[Dataset items]
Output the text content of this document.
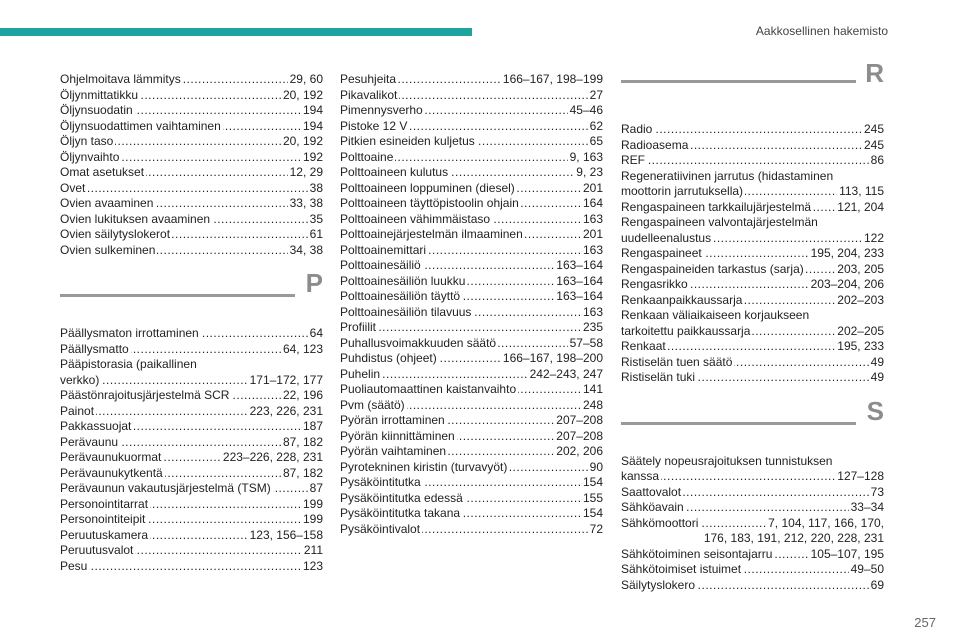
Aakkosellinen hakemisto
Ohjelmoitava lämmitys	29, 60
.....
Öljynmittatikku	20, 192
.....
Öljynsuodatin	194
.....
Öljynsuodattimen vaihtaminen	194
.....
Öljyn taso	20, 192
.....
Öljynvaihto	192
.....
Omat asetukset	12, 29
.....
Ovet	38
.....
Ovien avaaminen	33, 38
.....
Ovien lukituksen avaaminen	35
.....
Ovien säilytyslokerot	61
.....
Ovien sulkeminen	34, 38
.....
P
Päällysmaton irrottaminen	64
.....
Päällysmatto	64, 123
.....
Pääpistorasia (paikallinen
verkko)	171–172, 177
.....
Päästönrajoitusjärjestelmä SCR	22, 196
.....
Painot	223, 226, 231
.....
Pakkassuojat	187
.....
Perävaunu	87, 182
.....
Perävaunukuormat	223–226, 228, 231
.....
Perävaunukytkentä	87, 182
.....
Perävaunun vakautusjärjestelmä (TSM)	87
.....
Personointitarrat	199
.....
Personointiteipit	199
.....
Peruutuskamera	123, 156–158
.....
Peruutusvalot	211
.....
Pesu	123
.....
Pesuhjeita	166–167, 198–199
.....
Pikavalikot	27
.....
Pimennysverho	45–46
.....
Pistoke 12 V	62
.....
Pitkien esineiden kuljetus	65
.....
Polttoaine	9, 163
.....
Polttoaineen kulutus	9, 23
.....
Polttoaineen loppuminen (diesel)	201
.....
Polttoaineen täyttöpistoolin ohjain	164
.....
Polttoaineen vähimmäistaso	163
.....
Polttoainejärjestelmän ilmaaminen	201
.....
Polttoainemittari	163
.....
Polttoainesäiliö	163–164
.....
Polttoainesäiliön luukku	163–164
.....
Polttoainesäiliön täyttö	163–164
.....
Polttoainesäiliön tilavuus	163
.....
Profiilit	235
.....
Puhallusvoimakkuuden säätö	57–58
.....
Puhdistus (ohjeet)	166–167, 198–200
.....
Puhelin	242–243, 247
.....
Puoliautomaattinen kaistanvaihto	141
.....
Pvm (säätö)	248
.....
Pyörän irrottaminen	207–208
.....
Pyörän kiinnittäminen	207–208
.....
Pyörän vaihtaminen	202, 206
.....
Pyrotekninen kiristin (turvavyöt)	90
.....
Pysäköintitutka	154
.....
Pysäköintitutka edessä	155
.....
Pysäköintitutka takana	154
.....
Pysäköintivalot	72
.....
R
Radio	245
.....
Radioasema	245
.....
REF	86
.....
Regeneratiivinen jarrutus (hidastaminen
moottorin jarrutuksella)	113, 115
.....
Rengaspaineen tarkkailujärjestelmä 121, 204
.....
Rengaspaineen valvontajärjestelmän
uudelleenalustus	122
.....
Rengaspaineet	195, 204, 233
.....
Rengaspaineiden tarkastus (sarja)	203, 205
.....
Rengasrikko	203–204, 206
.....
Renkaanpaikkaussarja	202–203
.....
Renkaan väliaikaiseen korjaukseen
tarkoitettu paikkaussarja	202–205
.....
Renkaat	195, 233
.....
Ristiselän tuen säätö	49
.....
Ristiselän tuki	49
.....
S
Säätely nopeusrajoituksen tunnistuksen
kanssa	127–128
.....
Saattovalot	73
.....
Sähköavain	33–34
.....
Sähkömoottori	7, 104, 117, 166, 170,
.....
176, 183, 191, 212, 220, 228, 231
Sähkötoiminen seisontajarru	105–107, 195
.....
Sähkötoimiset istuimet	49–50
.....
Säilytyslokero	69
.....
257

__AIM OF THE TASK__.
Leave out the pictures and copy everything else in the records word for word.

__ANSWER TO THE PROBLEM__.
Output the text content of this document.
Aakkosellinen hakemisto
Ohjelmoitava lämmitys	29, 60
.....
Öljynmittatikku	20, 192
.....
Öljynsuodatin	194
.....
Öljynsuodattimen vaihtaminen	194
.....
Öljyn taso	20, 192
.....
Öljynvaihto	192
.....
Omat asetukset	12, 29
.....
Ovet	38
.....
Ovien avaaminen	33, 38
.....
Ovien lukituksen avaaminen	35
.....
Ovien säilytyslokerot	61
.....
Ovien sulkeminen	34, 38
.....
P
Päällysmaton irrottaminen	64
.....
Päällysmatto	64, 123
.....
Pääpistorasia (paikallinen
verkko)	171–172, 177
.....
Päästönrajoitusjärjestelmä SCR	22, 196
.....
Painot	223, 226, 231
.....
Pakkassuojat	187
.....
Perävaunu	87, 182
.....
Perävaunukuormat	223–226, 228, 231
.....
Perävaunukytkentä	87, 182
.....
Perävaunun vakautusjärjestelmä (TSM)	87
.....
Personointitarrat	199
.....
Personointiteipit	199
.....
Peruutuskamera	123, 156–158
.....
Peruutusvalot	211
.....
Pesu	123
.....
Pesuhjeita	166–167, 198–199
.....
Pikavalikot	27
.....
Pimennysverho	45–46
.....
Pistoke 12 V	62
.....
Pitkien esineiden kuljetus	65
.....
Polttoaine	9, 163
.....
Polttoaineen kulutus	9, 23
.....
Polttoaineen loppuminen (diesel)	201
.....
Polttoaineen täyttöpistoolin ohjain	164
.....
Polttoaineen vähimmäistaso	163
.....
Polttoainejärjestelmän ilmaaminen	201
.....
Polttoainemittari	163
.....
Polttoainesäiliö	163–164
.....
Polttoainesäiliön luukku	163–164
.....
Polttoainesäiliön täyttö	163–164
.....
Polttoainesäiliön tilavuus	163
.....
Profiilit	235
.....
Puhallusvoimakkuuden säätö	57–58
.....
Puhdistus (ohjeet)	166–167, 198–200
.....
Puhelin	242–243, 247
.....
Puoliautomaattinen kaistanvaihto	141
.....
Pvm (säätö)	248
.....
Pyörän irrottaminen	207–208
.....
Pyörän kiinnittäminen	207–208
.....
Pyörän vaihtaminen	202, 206
.....
Pyrotekninen kiristin (turvavyöt)	90
.....
Pysäköintitutka	154
.....
Pysäköintitutka edessä	155
.....
Pysäköintitutka takana	154
.....
Pysäköintivalot	72
.....
R
Radio	245
.....
Radioasema	245
.....
REF	86
.....
Regeneratiivinen jarrutus (hidastaminen
moottorin jarrutuksella)	113, 115
.....
Rengaspaineen tarkkailujärjestelmä 121, 204
.....
Rengaspaineen valvontajärjestelmän
uudelleenalustus	122
.....
Rengaspaineet	195, 204, 233
.....
Rengaspaineiden tarkastus (sarja)	203, 205
.....
Rengasrikko	203–204, 206
.....
Renkaanpaikkaussarja	202–203
.....
Renkaan väliaikaiseen korjaukseen
tarkoitettu paikkaussarja	202–205
.....
Renkaat	195, 233
.....
Ristiselän tuen säätö	49
.....
Ristiselän tuki	49
.....
S
Säätely nopeusrajoituksen tunnistuksen
kanssa	127–128
.....
Saattovalot	73
.....
Sähköavain	33–34
.....
Sähkömoottori	7, 104, 117, 166, 170,
.....
176, 183, 191, 212, 220, 228, 231
Sähkötoiminen seisontajarru	105–107, 195
.....
Sähkötoimiset istuimet	49–50
.....
Säilytyslokero	69
.....
257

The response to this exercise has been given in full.